Figure content listings =

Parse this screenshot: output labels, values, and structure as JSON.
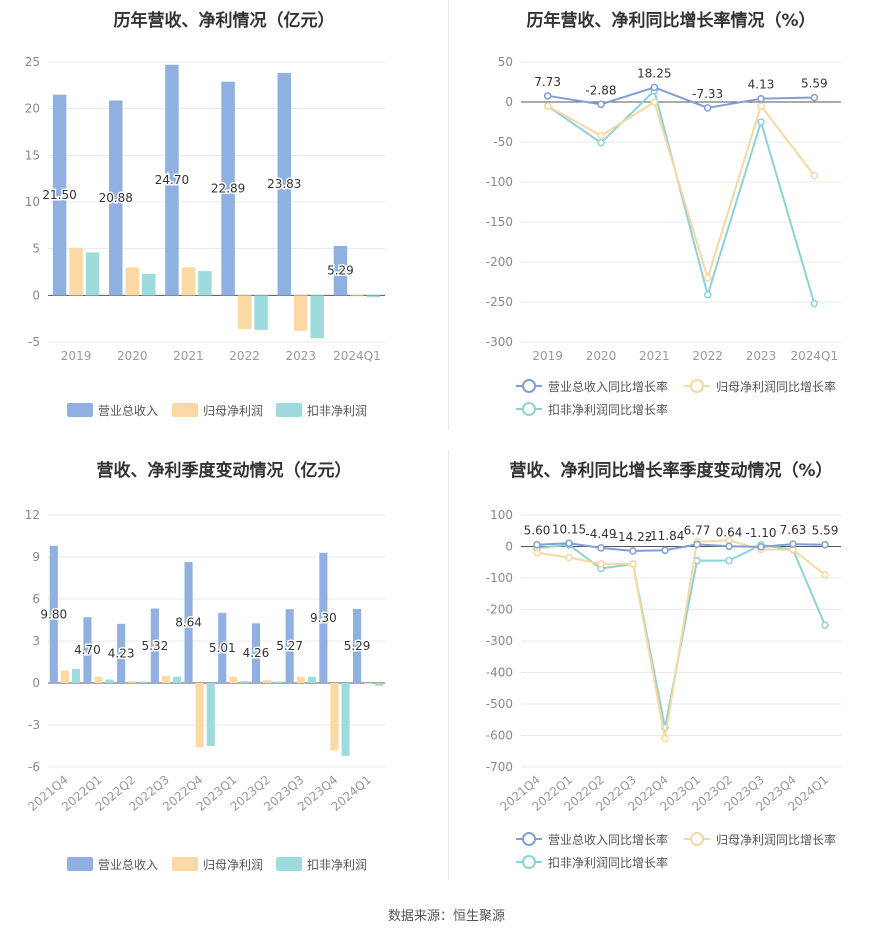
{
  "charts": {
    "annual_revenue": {
      "title": "历年营收、净利情况（亿元）"
    },
    "annual_growth": {
      "title": "历年营收、净利同比增长率情况（%）"
    },
    "quarterly_revenue": {
      "title": "营收、净利季度变动情况（亿元）"
    },
    "quarterly_growth": {
      "title": "营收、净利同比增长率季度变动情况（%）"
    }
  },
  "footer": {
    "source": "数据来源：恒生聚源"
  },
  "colors": {
    "revenue": "#8fb0e0",
    "net_profit": "#fbd9a5",
    "deducted_profit": "#9edbdc",
    "revenue_line": "#7f9fd6",
    "net_line": "#f8d7a0",
    "ded_line": "#8cd2d6"
  },
  "chart_data": [
    {
      "type": "bar",
      "title": "历年营收、净利情况（亿元）",
      "categories": [
        "2019",
        "2020",
        "2021",
        "2022",
        "2023",
        "2024Q1"
      ],
      "ylim": [
        -5,
        25
      ],
      "yticks": [
        -5,
        0,
        5,
        10,
        15,
        20,
        25
      ],
      "series": [
        {
          "name": "营业总收入",
          "values": [
            21.5,
            20.88,
            24.7,
            22.89,
            23.83,
            5.29
          ],
          "labels": [
            "21.50",
            "20.88",
            "24.70",
            "22.89",
            "23.83",
            "5.29"
          ]
        },
        {
          "name": "归母净利润",
          "values": [
            5.1,
            3.0,
            3.0,
            -3.6,
            -3.8,
            -0.05
          ]
        },
        {
          "name": "扣非净利润",
          "values": [
            4.6,
            2.3,
            2.6,
            -3.7,
            -4.6,
            -0.2
          ]
        }
      ],
      "legend": "bottom",
      "grid": true
    },
    {
      "type": "line",
      "title": "历年营收、净利同比增长率情况（%）",
      "categories": [
        "2019",
        "2020",
        "2021",
        "2022",
        "2023",
        "2024Q1"
      ],
      "ylim": [
        -300,
        50
      ],
      "yticks": [
        -300,
        -250,
        -200,
        -150,
        -100,
        -50,
        0,
        50
      ],
      "series": [
        {
          "name": "营业总收入同比增长率",
          "values": [
            7.73,
            -2.88,
            18.25,
            -7.33,
            4.13,
            5.59
          ],
          "labels": [
            "7.73",
            "-2.88",
            "18.25",
            "-7.33",
            "4.13",
            "5.59"
          ]
        },
        {
          "name": "归母净利润同比增长率",
          "values": [
            -5,
            -42,
            0,
            -220,
            -5,
            -92
          ]
        },
        {
          "name": "扣非净利润同比增长率",
          "values": [
            -5,
            -51,
            14,
            -241,
            -25,
            -252
          ]
        }
      ],
      "legend": "bottom",
      "grid": true
    },
    {
      "type": "bar",
      "title": "营收、净利季度变动情况（亿元）",
      "categories": [
        "2021Q4",
        "2022Q1",
        "2022Q2",
        "2022Q3",
        "2022Q4",
        "2023Q1",
        "2023Q2",
        "2023Q3",
        "2023Q4",
        "2024Q1"
      ],
      "ylim": [
        -6,
        12
      ],
      "yticks": [
        -6,
        -3,
        0,
        3,
        6,
        9,
        12
      ],
      "series": [
        {
          "name": "营业总收入",
          "values": [
            9.8,
            4.7,
            4.23,
            5.32,
            8.64,
            5.01,
            4.26,
            5.27,
            9.3,
            5.29
          ],
          "labels": [
            "9.80",
            "4.70",
            "4.23",
            "5.32",
            "8.64",
            "5.01",
            "4.26",
            "5.27",
            "9.30",
            "5.29"
          ]
        },
        {
          "name": "归母净利润",
          "values": [
            0.9,
            0.45,
            0.15,
            0.5,
            -4.6,
            0.45,
            0.2,
            0.45,
            -4.8,
            -0.05
          ]
        },
        {
          "name": "扣非净利润",
          "values": [
            1.0,
            0.25,
            0.1,
            0.45,
            -4.5,
            0.15,
            0.1,
            0.45,
            -5.2,
            -0.2
          ]
        }
      ],
      "legend": "bottom",
      "grid": true
    },
    {
      "type": "line",
      "title": "营收、净利同比增长率季度变动情况（%）",
      "categories": [
        "2021Q4",
        "2022Q1",
        "2022Q2",
        "2022Q3",
        "2022Q4",
        "2023Q1",
        "2023Q2",
        "2023Q3",
        "2023Q4",
        "2024Q1"
      ],
      "ylim": [
        -700,
        100
      ],
      "yticks": [
        -700,
        -600,
        -500,
        -400,
        -300,
        -200,
        -100,
        0,
        100
      ],
      "series": [
        {
          "name": "营业总收入同比增长率",
          "values": [
            5.6,
            10.15,
            -4.49,
            -14.22,
            -11.84,
            6.77,
            0.64,
            -1.1,
            7.63,
            5.59
          ],
          "labels": [
            "5.60",
            "10.15",
            "-4.49",
            "-14.22",
            "-11.84",
            "6.77",
            "0.64",
            "-1.10",
            "7.63",
            "5.59"
          ]
        },
        {
          "name": "归母净利润同比增长率",
          "values": [
            -20,
            -35,
            -55,
            -55,
            -610,
            15,
            20,
            -10,
            -10,
            -90
          ]
        },
        {
          "name": "扣非净利润同比增长率",
          "values": [
            -5,
            5,
            -70,
            -55,
            -575,
            -45,
            -45,
            5,
            -10,
            -250
          ]
        }
      ],
      "legend": "bottom",
      "grid": true
    }
  ]
}
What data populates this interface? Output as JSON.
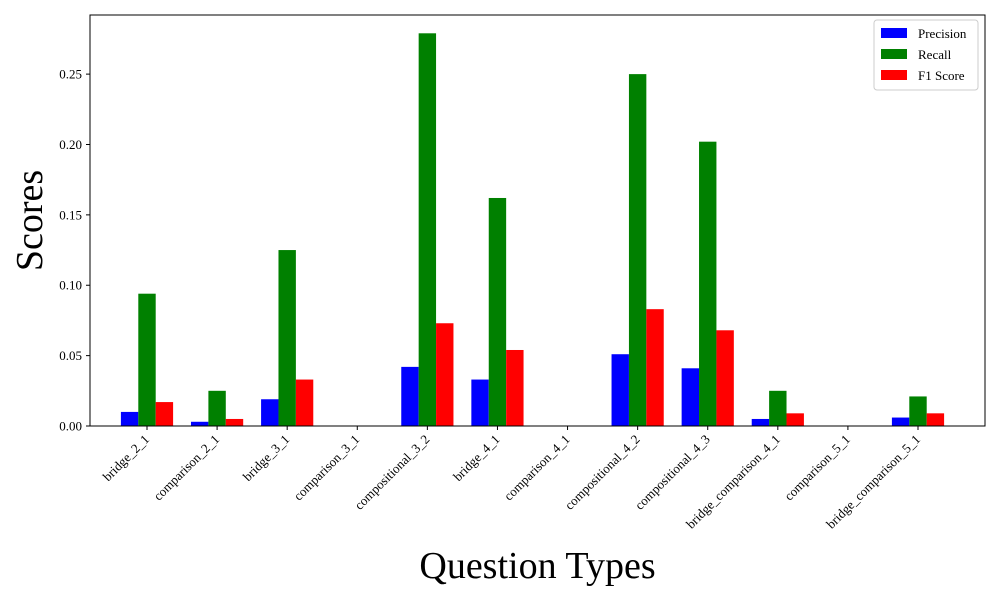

Task prompt = Each entry gets copied exactly; the pictures stay out.

Exercise result =
Parse this screenshot: output labels, values, and structure as JSON.
{
  "charts": {
    "annual_revenue": {
      "title": "历年营收、净利情况（亿元）"
    },
    "annual_growth": {
      "title": "历年营收、净利同比增长率情况（%）"
    },
    "quarterly_revenue": {
      "title": "营收、净利季度变动情况（亿元）"
    },
    "quarterly_growth": {
      "title": "营收、净利同比增长率季度变动情况（%）"
    }
  },
  "footer": {
    "source": "数据来源：恒生聚源"
  },
  "colors": {
    "revenue": "#8fb0e0",
    "net_profit": "#fbd9a5",
    "deducted_profit": "#9edbdc",
    "revenue_line": "#7f9fd6",
    "net_line": "#f8d7a0",
    "ded_line": "#8cd2d6"
  },
  "chart_data": [
    {
      "type": "bar",
      "title": "历年营收、净利情况（亿元）",
      "categories": [
        "2019",
        "2020",
        "2021",
        "2022",
        "2023",
        "2024Q1"
      ],
      "ylim": [
        -5,
        25
      ],
      "yticks": [
        -5,
        0,
        5,
        10,
        15,
        20,
        25
      ],
      "series": [
        {
          "name": "营业总收入",
          "values": [
            21.5,
            20.88,
            24.7,
            22.89,
            23.83,
            5.29
          ],
          "labels": [
            "21.50",
            "20.88",
            "24.70",
            "22.89",
            "23.83",
            "5.29"
          ]
        },
        {
          "name": "归母净利润",
          "values": [
            5.1,
            3.0,
            3.0,
            -3.6,
            -3.8,
            -0.05
          ]
        },
        {
          "name": "扣非净利润",
          "values": [
            4.6,
            2.3,
            2.6,
            -3.7,
            -4.6,
            -0.2
          ]
        }
      ],
      "legend": "bottom",
      "grid": true
    },
    {
      "type": "line",
      "title": "历年营收、净利同比增长率情况（%）",
      "categories": [
        "2019",
        "2020",
        "2021",
        "2022",
        "2023",
        "2024Q1"
      ],
      "ylim": [
        -300,
        50
      ],
      "yticks": [
        -300,
        -250,
        -200,
        -150,
        -100,
        -50,
        0,
        50
      ],
      "series": [
        {
          "name": "营业总收入同比增长率",
          "values": [
            7.73,
            -2.88,
            18.25,
            -7.33,
            4.13,
            5.59
          ],
          "labels": [
            "7.73",
            "-2.88",
            "18.25",
            "-7.33",
            "4.13",
            "5.59"
          ]
        },
        {
          "name": "归母净利润同比增长率",
          "values": [
            -5,
            -42,
            0,
            -220,
            -5,
            -92
          ]
        },
        {
          "name": "扣非净利润同比增长率",
          "values": [
            -5,
            -51,
            14,
            -241,
            -25,
            -252
          ]
        }
      ],
      "legend": "bottom",
      "grid": true
    },
    {
      "type": "bar",
      "title": "营收、净利季度变动情况（亿元）",
      "categories": [
        "2021Q4",
        "2022Q1",
        "2022Q2",
        "2022Q3",
        "2022Q4",
        "2023Q1",
        "2023Q2",
        "2023Q3",
        "2023Q4",
        "2024Q1"
      ],
      "ylim": [
        -6,
        12
      ],
      "yticks": [
        -6,
        -3,
        0,
        3,
        6,
        9,
        12
      ],
      "series": [
        {
          "name": "营业总收入",
          "values": [
            9.8,
            4.7,
            4.23,
            5.32,
            8.64,
            5.01,
            4.26,
            5.27,
            9.3,
            5.29
          ],
          "labels": [
            "9.80",
            "4.70",
            "4.23",
            "5.32",
            "8.64",
            "5.01",
            "4.26",
            "5.27",
            "9.30",
            "5.29"
          ]
        },
        {
          "name": "归母净利润",
          "values": [
            0.9,
            0.45,
            0.15,
            0.5,
            -4.6,
            0.45,
            0.2,
            0.45,
            -4.8,
            -0.05
          ]
        },
        {
          "name": "扣非净利润",
          "values": [
            1.0,
            0.25,
            0.1,
            0.45,
            -4.5,
            0.15,
            0.1,
            0.45,
            -5.2,
            -0.2
          ]
        }
      ],
      "legend": "bottom",
      "grid": true
    },
    {
      "type": "line",
      "title": "营收、净利同比增长率季度变动情况（%）",
      "categories": [
        "2021Q4",
        "2022Q1",
        "2022Q2",
        "2022Q3",
        "2022Q4",
        "2023Q1",
        "2023Q2",
        "2023Q3",
        "2023Q4",
        "2024Q1"
      ],
      "ylim": [
        -700,
        100
      ],
      "yticks": [
        -700,
        -600,
        -500,
        -400,
        -300,
        -200,
        -100,
        0,
        100
      ],
      "series": [
        {
          "name": "营业总收入同比增长率",
          "values": [
            5.6,
            10.15,
            -4.49,
            -14.22,
            -11.84,
            6.77,
            0.64,
            -1.1,
            7.63,
            5.59
          ],
          "labels": [
            "5.60",
            "10.15",
            "-4.49",
            "-14.22",
            "-11.84",
            "6.77",
            "0.64",
            "-1.10",
            "7.63",
            "5.59"
          ]
        },
        {
          "name": "归母净利润同比增长率",
          "values": [
            -20,
            -35,
            -55,
            -55,
            -610,
            15,
            20,
            -10,
            -10,
            -90
          ]
        },
        {
          "name": "扣非净利润同比增长率",
          "values": [
            -5,
            5,
            -70,
            -55,
            -575,
            -45,
            -45,
            5,
            -10,
            -250
          ]
        }
      ],
      "legend": "bottom",
      "grid": true
    }
  ]
}
What data populates this interface? Output as JSON.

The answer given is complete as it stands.